* _WRITTEN TASK_
Render every entry exactly as it appears.

━━━ DATA FOR PROCESSING ━━━

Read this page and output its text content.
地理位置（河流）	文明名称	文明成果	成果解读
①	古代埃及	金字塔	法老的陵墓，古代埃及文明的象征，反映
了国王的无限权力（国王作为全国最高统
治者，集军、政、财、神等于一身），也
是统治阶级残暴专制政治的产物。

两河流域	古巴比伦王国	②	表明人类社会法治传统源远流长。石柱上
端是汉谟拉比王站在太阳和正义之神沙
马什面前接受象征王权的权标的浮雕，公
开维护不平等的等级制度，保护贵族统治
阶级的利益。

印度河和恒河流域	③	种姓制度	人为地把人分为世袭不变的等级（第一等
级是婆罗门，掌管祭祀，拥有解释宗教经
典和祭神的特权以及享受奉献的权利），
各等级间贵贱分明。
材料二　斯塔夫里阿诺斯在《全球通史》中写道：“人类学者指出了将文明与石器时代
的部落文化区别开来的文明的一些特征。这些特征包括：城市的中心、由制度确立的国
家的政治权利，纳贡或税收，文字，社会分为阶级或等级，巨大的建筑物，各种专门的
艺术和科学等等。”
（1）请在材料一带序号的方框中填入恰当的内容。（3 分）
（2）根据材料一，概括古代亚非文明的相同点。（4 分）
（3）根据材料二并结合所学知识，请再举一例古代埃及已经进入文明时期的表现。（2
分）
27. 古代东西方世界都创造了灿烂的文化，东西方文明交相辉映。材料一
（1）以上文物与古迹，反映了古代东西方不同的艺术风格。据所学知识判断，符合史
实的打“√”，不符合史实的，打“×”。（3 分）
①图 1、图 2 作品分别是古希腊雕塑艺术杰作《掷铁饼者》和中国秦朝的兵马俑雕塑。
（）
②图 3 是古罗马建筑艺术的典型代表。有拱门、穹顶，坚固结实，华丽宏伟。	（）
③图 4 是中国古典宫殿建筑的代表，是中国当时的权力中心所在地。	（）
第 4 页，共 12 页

━━━

* _EXERCISE RESULT_
Read this page and output its text content.
地理位置（河流）	文明名称	文明成果	成果解读
①	古代埃及	金字塔	法老的陵墓，古代埃及文明的象征，反映
了国王的无限权力（国王作为全国最高统
治者，集军、政、财、神等于一身），也
是统治阶级残暴专制政治的产物。

两河流域	古巴比伦王国	②	表明人类社会法治传统源远流长。石柱上
端是汉谟拉比王站在太阳和正义之神沙
马什面前接受象征王权的权标的浮雕，公
开维护不平等的等级制度，保护贵族统治
阶级的利益。

印度河和恒河流域	③	种姓制度	人为地把人分为世袭不变的等级（第一等
级是婆罗门，掌管祭祀，拥有解释宗教经
典和祭神的特权以及享受奉献的权利），
各等级间贵贱分明。
材料二　斯塔夫里阿诺斯在《全球通史》中写道：“人类学者指出了将文明与石器时代
的部落文化区别开来的文明的一些特征。这些特征包括：城市的中心、由制度确立的国
家的政治权利，纳贡或税收，文字，社会分为阶级或等级，巨大的建筑物，各种专门的
艺术和科学等等。”
（1）请在材料一带序号的方框中填入恰当的内容。（3 分）
（2）根据材料一，概括古代亚非文明的相同点。（4 分）
（3）根据材料二并结合所学知识，请再举一例古代埃及已经进入文明时期的表现。（2
分）
27. 古代东西方世界都创造了灿烂的文化，东西方文明交相辉映。材料一
（1）以上文物与古迹，反映了古代东西方不同的艺术风格。据所学知识判断，符合史
实的打“√”，不符合史实的，打“×”。（3 分）
①图 1、图 2 作品分别是古希腊雕塑艺术杰作《掷铁饼者》和中国秦朝的兵马俑雕塑。
（）
②图 3 是古罗马建筑艺术的典型代表。有拱门、穹顶，坚固结实，华丽宏伟。	（）
③图 4 是中国古典宫殿建筑的代表，是中国当时的权力中心所在地。	（）
第 4 页，共 12 页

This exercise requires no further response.